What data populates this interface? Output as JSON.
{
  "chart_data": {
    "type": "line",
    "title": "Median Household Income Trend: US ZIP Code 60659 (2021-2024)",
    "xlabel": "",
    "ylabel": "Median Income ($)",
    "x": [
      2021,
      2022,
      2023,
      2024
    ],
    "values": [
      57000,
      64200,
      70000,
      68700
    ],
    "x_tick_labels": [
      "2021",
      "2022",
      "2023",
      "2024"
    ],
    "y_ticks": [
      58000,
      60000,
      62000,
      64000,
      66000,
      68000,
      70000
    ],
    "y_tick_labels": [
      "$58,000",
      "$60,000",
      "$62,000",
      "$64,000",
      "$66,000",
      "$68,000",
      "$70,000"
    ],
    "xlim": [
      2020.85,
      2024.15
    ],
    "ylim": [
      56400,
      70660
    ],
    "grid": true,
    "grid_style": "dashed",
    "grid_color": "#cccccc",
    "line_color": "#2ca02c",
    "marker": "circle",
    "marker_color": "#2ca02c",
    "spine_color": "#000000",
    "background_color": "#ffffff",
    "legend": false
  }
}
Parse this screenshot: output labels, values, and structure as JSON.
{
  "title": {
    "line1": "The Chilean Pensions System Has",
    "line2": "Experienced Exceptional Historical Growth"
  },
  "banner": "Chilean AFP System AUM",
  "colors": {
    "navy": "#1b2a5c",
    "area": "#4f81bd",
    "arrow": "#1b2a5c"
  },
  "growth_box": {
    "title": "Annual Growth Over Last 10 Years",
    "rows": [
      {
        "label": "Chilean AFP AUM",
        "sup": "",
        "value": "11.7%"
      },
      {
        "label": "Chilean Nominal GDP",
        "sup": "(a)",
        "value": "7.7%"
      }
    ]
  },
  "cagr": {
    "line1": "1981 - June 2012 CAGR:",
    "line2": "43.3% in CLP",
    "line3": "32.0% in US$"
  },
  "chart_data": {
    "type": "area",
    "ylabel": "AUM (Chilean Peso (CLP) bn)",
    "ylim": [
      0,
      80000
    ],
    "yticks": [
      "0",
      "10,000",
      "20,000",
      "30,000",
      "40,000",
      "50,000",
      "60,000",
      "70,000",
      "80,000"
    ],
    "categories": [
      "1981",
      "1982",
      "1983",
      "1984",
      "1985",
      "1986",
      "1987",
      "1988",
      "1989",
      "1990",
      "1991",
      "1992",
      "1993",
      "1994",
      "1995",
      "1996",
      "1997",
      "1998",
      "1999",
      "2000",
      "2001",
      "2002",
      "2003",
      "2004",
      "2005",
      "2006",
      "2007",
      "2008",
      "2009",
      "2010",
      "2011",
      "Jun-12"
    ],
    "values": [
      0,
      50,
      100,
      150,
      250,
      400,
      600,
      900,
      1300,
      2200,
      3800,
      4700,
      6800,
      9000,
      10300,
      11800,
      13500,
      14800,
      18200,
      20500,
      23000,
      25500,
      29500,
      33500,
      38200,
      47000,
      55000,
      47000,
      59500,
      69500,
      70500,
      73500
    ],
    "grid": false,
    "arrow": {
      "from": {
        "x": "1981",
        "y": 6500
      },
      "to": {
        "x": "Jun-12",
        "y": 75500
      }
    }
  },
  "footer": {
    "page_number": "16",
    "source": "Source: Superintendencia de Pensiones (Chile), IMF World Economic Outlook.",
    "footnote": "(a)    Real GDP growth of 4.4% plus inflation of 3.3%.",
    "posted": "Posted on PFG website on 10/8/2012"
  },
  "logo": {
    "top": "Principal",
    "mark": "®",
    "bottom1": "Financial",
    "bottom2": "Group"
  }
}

**REQUIREMENTS**
Write out every record, exactly as written.

**EXERCISE SOLUTION**
What data populates this interface? Output as JSON.
{
  "chart_data": {
    "type": "line",
    "title": "Median Household Income Trend: US ZIP Code 60659 (2021-2024)",
    "xlabel": "",
    "ylabel": "Median Income ($)",
    "x": [
      2021,
      2022,
      2023,
      2024
    ],
    "values": [
      57000,
      64200,
      70000,
      68700
    ],
    "x_tick_labels": [
      "2021",
      "2022",
      "2023",
      "2024"
    ],
    "y_ticks": [
      58000,
      60000,
      62000,
      64000,
      66000,
      68000,
      70000
    ],
    "y_tick_labels": [
      "$58,000",
      "$60,000",
      "$62,000",
      "$64,000",
      "$66,000",
      "$68,000",
      "$70,000"
    ],
    "xlim": [
      2020.85,
      2024.15
    ],
    "ylim": [
      56400,
      70660
    ],
    "grid": true,
    "grid_style": "dashed",
    "grid_color": "#cccccc",
    "line_color": "#2ca02c",
    "marker": "circle",
    "marker_color": "#2ca02c",
    "spine_color": "#000000",
    "background_color": "#ffffff",
    "legend": false
  }
}
Parse this screenshot: output labels, values, and structure as JSON.
{
  "title": {
    "line1": "The Chilean Pensions System Has",
    "line2": "Experienced Exceptional Historical Growth"
  },
  "banner": "Chilean AFP System AUM",
  "colors": {
    "navy": "#1b2a5c",
    "area": "#4f81bd",
    "arrow": "#1b2a5c"
  },
  "growth_box": {
    "title": "Annual Growth Over Last 10 Years",
    "rows": [
      {
        "label": "Chilean AFP AUM",
        "sup": "",
        "value": "11.7%"
      },
      {
        "label": "Chilean Nominal GDP",
        "sup": "(a)",
        "value": "7.7%"
      }
    ]
  },
  "cagr": {
    "line1": "1981 - June 2012 CAGR:",
    "line2": "43.3% in CLP",
    "line3": "32.0% in US$"
  },
  "chart_data": {
    "type": "area",
    "ylabel": "AUM (Chilean Peso (CLP) bn)",
    "ylim": [
      0,
      80000
    ],
    "yticks": [
      "0",
      "10,000",
      "20,000",
      "30,000",
      "40,000",
      "50,000",
      "60,000",
      "70,000",
      "80,000"
    ],
    "categories": [
      "1981",
      "1982",
      "1983",
      "1984",
      "1985",
      "1986",
      "1987",
      "1988",
      "1989",
      "1990",
      "1991",
      "1992",
      "1993",
      "1994",
      "1995",
      "1996",
      "1997",
      "1998",
      "1999",
      "2000",
      "2001",
      "2002",
      "2003",
      "2004",
      "2005",
      "2006",
      "2007",
      "2008",
      "2009",
      "2010",
      "2011",
      "Jun-12"
    ],
    "values": [
      0,
      50,
      100,
      150,
      250,
      400,
      600,
      900,
      1300,
      2200,
      3800,
      4700,
      6800,
      9000,
      10300,
      11800,
      13500,
      14800,
      18200,
      20500,
      23000,
      25500,
      29500,
      33500,
      38200,
      47000,
      55000,
      47000,
      59500,
      69500,
      70500,
      73500
    ],
    "grid": false,
    "arrow": {
      "from": {
        "x": "1981",
        "y": 6500
      },
      "to": {
        "x": "Jun-12",
        "y": 75500
      }
    }
  },
  "footer": {
    "page_number": "16",
    "source": "Source: Superintendencia de Pensiones (Chile), IMF World Economic Outlook.",
    "footnote": "(a)    Real GDP growth of 4.4% plus inflation of 3.3%.",
    "posted": "Posted on PFG website on 10/8/2012"
  },
  "logo": {
    "top": "Principal",
    "mark": "®",
    "bottom1": "Financial",
    "bottom2": "Group"
  }
}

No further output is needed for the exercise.